Look through the data and write out every line with the word "color" in it.

------------------------

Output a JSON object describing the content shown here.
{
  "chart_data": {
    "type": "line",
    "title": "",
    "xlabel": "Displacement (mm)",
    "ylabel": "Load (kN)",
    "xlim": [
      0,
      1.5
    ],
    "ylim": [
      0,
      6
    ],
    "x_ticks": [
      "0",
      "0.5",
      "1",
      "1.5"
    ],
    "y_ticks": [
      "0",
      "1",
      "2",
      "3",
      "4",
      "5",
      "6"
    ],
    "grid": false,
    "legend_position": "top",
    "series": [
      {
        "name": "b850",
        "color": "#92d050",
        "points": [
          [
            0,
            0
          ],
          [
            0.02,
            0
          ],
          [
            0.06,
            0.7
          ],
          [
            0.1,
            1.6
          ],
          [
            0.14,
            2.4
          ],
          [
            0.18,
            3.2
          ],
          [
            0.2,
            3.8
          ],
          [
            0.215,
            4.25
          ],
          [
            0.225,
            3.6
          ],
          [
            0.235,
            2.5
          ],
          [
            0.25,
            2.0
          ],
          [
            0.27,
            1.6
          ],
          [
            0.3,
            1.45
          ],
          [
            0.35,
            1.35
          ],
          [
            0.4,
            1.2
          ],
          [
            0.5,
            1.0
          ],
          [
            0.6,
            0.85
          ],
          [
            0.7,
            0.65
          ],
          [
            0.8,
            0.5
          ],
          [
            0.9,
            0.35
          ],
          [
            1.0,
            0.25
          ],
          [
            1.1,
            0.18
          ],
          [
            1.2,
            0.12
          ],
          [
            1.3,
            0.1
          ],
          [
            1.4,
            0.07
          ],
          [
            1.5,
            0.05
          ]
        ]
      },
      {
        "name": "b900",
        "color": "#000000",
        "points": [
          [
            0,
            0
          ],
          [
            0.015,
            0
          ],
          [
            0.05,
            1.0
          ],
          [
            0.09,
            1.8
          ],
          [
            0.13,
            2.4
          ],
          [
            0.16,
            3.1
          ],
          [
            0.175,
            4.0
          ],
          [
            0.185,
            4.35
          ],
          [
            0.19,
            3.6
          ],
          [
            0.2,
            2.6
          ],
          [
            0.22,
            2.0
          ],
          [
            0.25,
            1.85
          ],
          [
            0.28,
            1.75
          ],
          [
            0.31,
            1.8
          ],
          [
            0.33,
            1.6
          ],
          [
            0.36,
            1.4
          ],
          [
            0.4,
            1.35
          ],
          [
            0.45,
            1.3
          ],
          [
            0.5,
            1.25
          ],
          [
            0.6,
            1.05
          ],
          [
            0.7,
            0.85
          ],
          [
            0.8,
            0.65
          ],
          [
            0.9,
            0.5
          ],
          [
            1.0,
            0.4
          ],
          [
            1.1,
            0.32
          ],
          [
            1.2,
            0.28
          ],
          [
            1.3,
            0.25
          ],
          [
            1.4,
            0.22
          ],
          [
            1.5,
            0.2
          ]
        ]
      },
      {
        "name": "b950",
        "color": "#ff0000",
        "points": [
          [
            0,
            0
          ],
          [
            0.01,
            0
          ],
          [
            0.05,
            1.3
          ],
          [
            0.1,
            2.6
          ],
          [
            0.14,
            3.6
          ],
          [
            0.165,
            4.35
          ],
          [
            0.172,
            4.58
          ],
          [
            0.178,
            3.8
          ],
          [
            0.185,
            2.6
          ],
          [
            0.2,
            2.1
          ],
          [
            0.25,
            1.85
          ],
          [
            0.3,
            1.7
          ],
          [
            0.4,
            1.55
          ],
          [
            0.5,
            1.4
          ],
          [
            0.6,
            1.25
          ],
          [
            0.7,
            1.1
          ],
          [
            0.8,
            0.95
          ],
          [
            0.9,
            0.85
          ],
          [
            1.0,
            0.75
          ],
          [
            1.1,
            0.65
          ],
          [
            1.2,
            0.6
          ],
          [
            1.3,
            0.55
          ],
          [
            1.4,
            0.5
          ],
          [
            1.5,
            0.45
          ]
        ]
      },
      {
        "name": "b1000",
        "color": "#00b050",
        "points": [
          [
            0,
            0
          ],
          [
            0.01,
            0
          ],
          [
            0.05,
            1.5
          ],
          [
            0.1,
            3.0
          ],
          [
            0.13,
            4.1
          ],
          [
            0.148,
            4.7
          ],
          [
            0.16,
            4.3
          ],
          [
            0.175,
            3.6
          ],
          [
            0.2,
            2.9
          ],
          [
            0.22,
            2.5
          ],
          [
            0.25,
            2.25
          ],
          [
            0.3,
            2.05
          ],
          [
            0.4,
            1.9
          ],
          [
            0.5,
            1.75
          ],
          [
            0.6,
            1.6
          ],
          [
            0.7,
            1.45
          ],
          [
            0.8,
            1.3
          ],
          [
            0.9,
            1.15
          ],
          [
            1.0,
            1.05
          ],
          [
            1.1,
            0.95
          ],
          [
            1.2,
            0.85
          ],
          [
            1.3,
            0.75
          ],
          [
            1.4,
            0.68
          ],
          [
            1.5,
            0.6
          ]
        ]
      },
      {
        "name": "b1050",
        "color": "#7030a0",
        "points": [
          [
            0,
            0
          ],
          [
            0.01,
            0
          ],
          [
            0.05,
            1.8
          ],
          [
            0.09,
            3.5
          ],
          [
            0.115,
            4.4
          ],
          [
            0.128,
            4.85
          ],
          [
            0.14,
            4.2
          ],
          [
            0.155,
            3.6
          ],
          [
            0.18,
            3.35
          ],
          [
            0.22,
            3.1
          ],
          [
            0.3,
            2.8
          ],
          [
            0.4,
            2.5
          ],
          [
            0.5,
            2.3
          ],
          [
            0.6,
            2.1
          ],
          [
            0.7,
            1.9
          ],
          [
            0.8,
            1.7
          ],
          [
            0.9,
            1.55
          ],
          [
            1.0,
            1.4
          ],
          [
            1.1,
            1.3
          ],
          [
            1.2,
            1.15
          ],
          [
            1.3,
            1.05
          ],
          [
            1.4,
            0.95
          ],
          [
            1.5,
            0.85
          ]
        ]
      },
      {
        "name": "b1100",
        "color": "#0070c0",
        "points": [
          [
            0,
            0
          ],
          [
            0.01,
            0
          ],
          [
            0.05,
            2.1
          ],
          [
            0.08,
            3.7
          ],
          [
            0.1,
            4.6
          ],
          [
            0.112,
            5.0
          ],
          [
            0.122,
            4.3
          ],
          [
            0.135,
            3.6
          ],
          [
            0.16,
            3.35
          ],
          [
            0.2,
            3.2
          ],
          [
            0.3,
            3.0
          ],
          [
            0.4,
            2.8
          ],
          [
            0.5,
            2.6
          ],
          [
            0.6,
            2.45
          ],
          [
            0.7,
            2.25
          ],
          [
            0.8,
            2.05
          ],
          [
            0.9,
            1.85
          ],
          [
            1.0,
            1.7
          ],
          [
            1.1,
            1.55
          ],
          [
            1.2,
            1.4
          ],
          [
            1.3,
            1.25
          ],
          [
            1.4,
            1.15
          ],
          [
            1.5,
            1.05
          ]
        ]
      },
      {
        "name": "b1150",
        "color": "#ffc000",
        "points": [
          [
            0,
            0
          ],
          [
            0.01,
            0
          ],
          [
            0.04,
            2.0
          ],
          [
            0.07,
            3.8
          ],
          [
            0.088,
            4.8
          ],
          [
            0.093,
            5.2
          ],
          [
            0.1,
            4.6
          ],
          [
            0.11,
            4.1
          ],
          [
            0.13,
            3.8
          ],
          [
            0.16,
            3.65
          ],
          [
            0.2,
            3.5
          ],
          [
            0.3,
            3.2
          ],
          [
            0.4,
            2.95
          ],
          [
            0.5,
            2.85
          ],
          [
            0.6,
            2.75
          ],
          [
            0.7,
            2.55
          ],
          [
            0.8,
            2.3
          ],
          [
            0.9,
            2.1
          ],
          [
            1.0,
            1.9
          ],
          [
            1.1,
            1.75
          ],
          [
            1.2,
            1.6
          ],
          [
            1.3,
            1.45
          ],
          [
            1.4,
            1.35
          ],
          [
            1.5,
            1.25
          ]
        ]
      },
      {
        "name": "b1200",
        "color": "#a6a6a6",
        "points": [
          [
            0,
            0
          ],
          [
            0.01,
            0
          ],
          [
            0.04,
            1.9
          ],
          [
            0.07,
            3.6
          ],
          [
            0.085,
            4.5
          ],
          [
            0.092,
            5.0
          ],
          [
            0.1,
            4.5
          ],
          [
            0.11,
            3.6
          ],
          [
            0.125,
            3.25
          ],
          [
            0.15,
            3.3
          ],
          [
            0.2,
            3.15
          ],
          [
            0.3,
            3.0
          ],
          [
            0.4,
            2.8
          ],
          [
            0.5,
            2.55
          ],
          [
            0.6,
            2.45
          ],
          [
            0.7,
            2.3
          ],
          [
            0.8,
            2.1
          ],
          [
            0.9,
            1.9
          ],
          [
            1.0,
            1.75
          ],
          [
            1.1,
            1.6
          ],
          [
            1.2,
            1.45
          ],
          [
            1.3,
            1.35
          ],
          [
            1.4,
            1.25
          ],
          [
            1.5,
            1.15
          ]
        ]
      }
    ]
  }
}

------------------------

[Reply]
        "color": "#92d050",
        "color": "#000000",
        "color": "#ff0000",
        "color": "#00b050",
        "color": "#7030a0",
        "color": "#0070c0",
        "color": "#ffc000",
        "color": "#a6a6a6",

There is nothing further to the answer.